— start of EXTRACTED INFORMATION —

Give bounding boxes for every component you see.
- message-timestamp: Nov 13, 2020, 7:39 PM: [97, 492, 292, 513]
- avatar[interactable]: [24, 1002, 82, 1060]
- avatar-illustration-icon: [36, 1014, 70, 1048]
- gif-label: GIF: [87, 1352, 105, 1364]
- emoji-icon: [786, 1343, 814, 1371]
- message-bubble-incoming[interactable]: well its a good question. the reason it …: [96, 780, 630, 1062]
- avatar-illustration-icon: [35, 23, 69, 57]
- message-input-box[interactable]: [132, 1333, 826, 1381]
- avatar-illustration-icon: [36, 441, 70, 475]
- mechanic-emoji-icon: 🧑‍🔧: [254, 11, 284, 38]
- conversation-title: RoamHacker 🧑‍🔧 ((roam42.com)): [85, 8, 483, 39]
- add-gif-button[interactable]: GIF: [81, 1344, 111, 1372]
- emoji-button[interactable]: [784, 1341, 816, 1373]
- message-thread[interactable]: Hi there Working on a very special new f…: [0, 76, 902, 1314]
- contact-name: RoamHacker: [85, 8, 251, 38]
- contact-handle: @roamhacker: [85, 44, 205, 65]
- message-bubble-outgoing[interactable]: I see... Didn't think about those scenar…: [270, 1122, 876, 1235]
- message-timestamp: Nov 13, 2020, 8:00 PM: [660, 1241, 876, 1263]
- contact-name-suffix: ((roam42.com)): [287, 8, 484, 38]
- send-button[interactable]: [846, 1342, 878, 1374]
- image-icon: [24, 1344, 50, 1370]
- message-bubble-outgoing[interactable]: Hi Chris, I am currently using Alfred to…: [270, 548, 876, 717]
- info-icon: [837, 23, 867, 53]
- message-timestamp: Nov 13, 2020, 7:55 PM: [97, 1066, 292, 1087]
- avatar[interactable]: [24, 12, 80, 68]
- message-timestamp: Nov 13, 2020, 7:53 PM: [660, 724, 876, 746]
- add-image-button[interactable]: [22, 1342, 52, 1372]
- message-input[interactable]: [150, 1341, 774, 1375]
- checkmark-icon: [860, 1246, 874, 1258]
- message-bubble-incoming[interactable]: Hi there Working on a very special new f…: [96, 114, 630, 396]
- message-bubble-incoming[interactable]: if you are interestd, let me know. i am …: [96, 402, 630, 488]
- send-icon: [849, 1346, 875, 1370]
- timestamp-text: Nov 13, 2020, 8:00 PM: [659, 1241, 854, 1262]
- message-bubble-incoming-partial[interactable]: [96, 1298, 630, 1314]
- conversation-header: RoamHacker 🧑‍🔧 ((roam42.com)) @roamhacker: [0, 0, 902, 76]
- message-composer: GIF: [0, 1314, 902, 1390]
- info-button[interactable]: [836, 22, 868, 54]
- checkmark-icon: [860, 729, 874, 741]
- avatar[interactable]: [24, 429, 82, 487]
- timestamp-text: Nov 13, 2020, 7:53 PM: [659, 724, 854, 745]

— end of EXTRACTED INFORMATION —

TASK INSTRUCTIONS -> Render the lines starting at the first line and ending at the line containing "- contact-handle: @roamhacker: [85, 44, 205, 65]", both included, as a JSON list of strings, one string per line, with blank lines omitted.

RESULT FOR THIS TASK ->
[
  "Give bounding boxes for every component you see.",
  "- message-timestamp: Nov 13, 2020, 7:39 PM: [97, 492, 292, 513]",
  "- avatar[interactable]: [24, 1002, 82, 1060]",
  "- avatar-illustration-icon: [36, 1014, 70, 1048]",
  "- gif-label: GIF: [87, 1352, 105, 1364]",
  "- emoji-icon: [786, 1343, 814, 1371]",
  "- message-bubble-incoming[interactable]: well its a good question. the reason it …: [96, 780, 630, 1062]",
  "- avatar-illustration-icon: [35, 23, 69, 57]",
  "- message-input-box[interactable]: [132, 1333, 826, 1381]",
  "- avatar-illustration-icon: [36, 441, 70, 475]",
  "- mechanic-emoji-icon: 🧑‍🔧: [254, 11, 284, 38]",
  "- conversation-title: RoamHacker 🧑‍🔧 ((roam42.com)): [85, 8, 483, 39]",
  "- add-gif-button[interactable]: GIF: [81, 1344, 111, 1372]",
  "- emoji-button[interactable]: [784, 1341, 816, 1373]",
  "- message-thread[interactable]: Hi there Working on a very special new f…: [0, 76, 902, 1314]",
  "- contact-name: RoamHacker: [85, 8, 251, 38]",
  "- contact-handle: @roamhacker: [85, 44, 205, 65]"
]